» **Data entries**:
---

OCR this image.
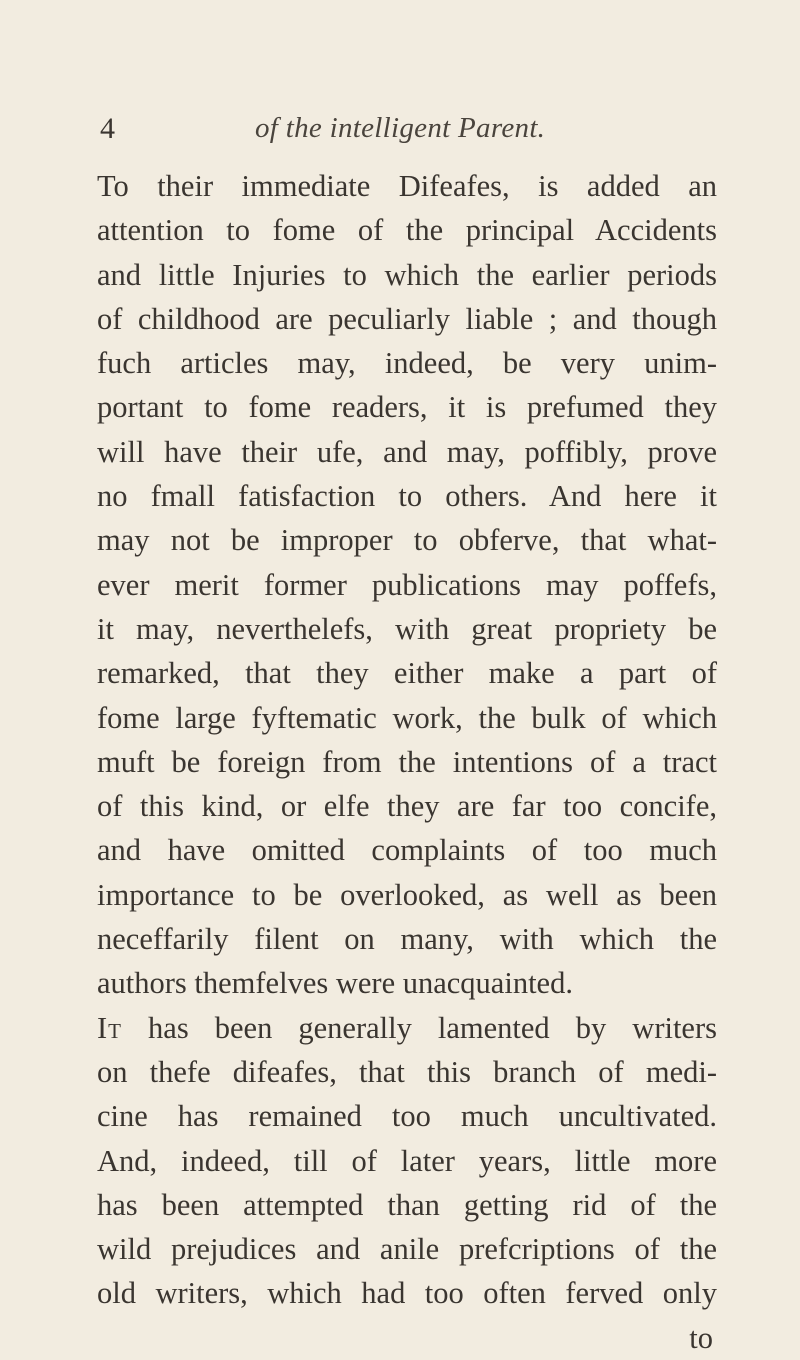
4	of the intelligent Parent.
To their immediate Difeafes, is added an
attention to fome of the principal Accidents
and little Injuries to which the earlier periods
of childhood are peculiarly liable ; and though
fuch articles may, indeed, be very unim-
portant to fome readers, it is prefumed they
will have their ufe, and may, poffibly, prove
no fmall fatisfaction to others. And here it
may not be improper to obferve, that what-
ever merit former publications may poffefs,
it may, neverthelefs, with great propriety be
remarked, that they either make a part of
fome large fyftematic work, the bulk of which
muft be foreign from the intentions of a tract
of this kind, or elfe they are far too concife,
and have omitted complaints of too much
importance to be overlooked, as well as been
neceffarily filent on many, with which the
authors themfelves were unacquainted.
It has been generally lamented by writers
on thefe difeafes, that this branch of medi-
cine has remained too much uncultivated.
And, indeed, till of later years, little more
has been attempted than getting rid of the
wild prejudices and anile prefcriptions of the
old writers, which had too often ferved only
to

---

Of the lines above, how many hold the string "fome"? Answer with only the number.

» **Written answer**:
3